■ Data section
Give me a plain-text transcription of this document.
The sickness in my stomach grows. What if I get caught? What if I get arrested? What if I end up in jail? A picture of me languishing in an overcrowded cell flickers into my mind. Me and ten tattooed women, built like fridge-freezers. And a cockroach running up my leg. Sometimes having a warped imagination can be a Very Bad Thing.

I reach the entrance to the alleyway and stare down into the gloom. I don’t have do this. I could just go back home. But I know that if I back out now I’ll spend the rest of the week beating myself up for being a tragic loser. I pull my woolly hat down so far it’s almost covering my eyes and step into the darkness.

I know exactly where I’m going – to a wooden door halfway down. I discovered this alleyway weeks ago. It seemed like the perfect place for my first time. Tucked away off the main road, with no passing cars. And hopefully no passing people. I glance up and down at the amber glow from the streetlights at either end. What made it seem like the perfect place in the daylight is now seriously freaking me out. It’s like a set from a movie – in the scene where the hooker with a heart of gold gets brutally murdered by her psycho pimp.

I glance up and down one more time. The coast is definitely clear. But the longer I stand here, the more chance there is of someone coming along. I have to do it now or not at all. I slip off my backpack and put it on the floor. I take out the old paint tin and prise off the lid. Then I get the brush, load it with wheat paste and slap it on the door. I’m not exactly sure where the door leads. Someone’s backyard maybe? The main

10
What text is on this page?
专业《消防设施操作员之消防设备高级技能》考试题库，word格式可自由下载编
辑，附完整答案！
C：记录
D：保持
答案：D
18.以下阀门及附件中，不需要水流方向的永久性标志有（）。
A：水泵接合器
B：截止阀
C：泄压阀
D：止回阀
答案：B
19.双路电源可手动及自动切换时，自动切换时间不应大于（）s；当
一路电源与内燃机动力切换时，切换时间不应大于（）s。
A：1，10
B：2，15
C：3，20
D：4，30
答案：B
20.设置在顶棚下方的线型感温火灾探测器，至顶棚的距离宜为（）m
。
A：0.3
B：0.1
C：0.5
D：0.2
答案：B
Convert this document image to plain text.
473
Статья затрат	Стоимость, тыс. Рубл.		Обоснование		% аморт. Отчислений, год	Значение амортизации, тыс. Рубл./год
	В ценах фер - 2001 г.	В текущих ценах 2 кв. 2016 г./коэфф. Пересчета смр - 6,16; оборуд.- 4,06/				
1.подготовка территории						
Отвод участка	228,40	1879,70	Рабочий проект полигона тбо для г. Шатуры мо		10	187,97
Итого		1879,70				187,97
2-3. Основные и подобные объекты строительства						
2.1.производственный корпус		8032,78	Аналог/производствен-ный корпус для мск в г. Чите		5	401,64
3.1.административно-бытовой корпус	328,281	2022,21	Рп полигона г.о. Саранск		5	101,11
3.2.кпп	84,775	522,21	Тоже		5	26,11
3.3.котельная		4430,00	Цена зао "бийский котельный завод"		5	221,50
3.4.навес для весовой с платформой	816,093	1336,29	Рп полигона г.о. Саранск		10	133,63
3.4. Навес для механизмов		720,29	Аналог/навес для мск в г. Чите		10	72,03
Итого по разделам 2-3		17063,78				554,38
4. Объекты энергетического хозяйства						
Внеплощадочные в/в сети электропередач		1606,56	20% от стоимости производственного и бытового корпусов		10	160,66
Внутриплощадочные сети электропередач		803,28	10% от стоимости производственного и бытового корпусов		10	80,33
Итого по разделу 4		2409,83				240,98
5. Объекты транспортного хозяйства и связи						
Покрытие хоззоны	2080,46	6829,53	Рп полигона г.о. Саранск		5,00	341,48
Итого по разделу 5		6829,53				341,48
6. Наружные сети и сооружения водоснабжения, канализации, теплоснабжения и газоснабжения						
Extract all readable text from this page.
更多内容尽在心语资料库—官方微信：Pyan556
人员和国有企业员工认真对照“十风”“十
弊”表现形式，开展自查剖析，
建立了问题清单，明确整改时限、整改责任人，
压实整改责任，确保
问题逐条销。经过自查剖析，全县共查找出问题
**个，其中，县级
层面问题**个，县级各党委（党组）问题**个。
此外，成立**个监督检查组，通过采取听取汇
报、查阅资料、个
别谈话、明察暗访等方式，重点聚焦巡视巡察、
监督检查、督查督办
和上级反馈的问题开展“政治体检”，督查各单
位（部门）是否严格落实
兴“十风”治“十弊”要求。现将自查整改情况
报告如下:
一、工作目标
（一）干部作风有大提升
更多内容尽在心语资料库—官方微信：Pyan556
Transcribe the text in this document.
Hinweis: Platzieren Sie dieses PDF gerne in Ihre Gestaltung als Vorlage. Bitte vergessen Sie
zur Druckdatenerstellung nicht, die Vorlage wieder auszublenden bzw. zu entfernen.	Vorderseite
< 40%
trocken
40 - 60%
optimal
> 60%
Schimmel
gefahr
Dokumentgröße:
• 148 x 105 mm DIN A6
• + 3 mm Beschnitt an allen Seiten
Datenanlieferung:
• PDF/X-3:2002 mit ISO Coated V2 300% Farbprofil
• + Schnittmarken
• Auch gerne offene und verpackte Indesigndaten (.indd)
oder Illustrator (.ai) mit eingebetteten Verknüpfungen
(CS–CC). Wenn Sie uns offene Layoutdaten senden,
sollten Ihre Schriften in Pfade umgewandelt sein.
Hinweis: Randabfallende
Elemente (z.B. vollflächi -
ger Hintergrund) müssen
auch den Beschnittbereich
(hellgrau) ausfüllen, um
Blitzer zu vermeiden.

■ Short task
Return, unchanged, each line from the line containing "Extract all readable text from this page." through the last line of the material.

■ Written solution
Extract all readable text from this page.
更多内容尽在心语资料库—官方微信：Pyan556
人员和国有企业员工认真对照“十风”“十
弊”表现形式，开展自查剖析，
建立了问题清单，明确整改时限、整改责任人，
压实整改责任，确保
问题逐条销。经过自查剖析，全县共查找出问题
**个，其中，县级
层面问题**个，县级各党委（党组）问题**个。
此外，成立**个监督检查组，通过采取听取汇
报、查阅资料、个
别谈话、明察暗访等方式，重点聚焦巡视巡察、
监督检查、督查督办
和上级反馈的问题开展“政治体检”，督查各单
位（部门）是否严格落实
兴“十风”治“十弊”要求。现将自查整改情况
报告如下:
一、工作目标
（一）干部作风有大提升
更多内容尽在心语资料库—官方微信：Pyan556
Transcribe the text in this document.
Hinweis: Platzieren Sie dieses PDF gerne in Ihre Gestaltung als Vorlage. Bitte vergessen Sie
zur Druckdatenerstellung nicht, die Vorlage wieder auszublenden bzw. zu entfernen.	Vorderseite
< 40%
trocken
40 - 60%
optimal
> 60%
Schimmel
gefahr
Dokumentgröße:
• 148 x 105 mm DIN A6
• + 3 mm Beschnitt an allen Seiten
Datenanlieferung:
• PDF/X-3:2002 mit ISO Coated V2 300% Farbprofil
• + Schnittmarken
• Auch gerne offene und verpackte Indesigndaten (.indd)
oder Illustrator (.ai) mit eingebetteten Verknüpfungen
(CS–CC). Wenn Sie uns offene Layoutdaten senden,
sollten Ihre Schriften in Pfade umgewandelt sein.
Hinweis: Randabfallende
Elemente (z.B. vollflächi -
ger Hintergrund) müssen
auch den Beschnittbereich
(hellgrau) ausfüllen, um
Blitzer zu vermeiden.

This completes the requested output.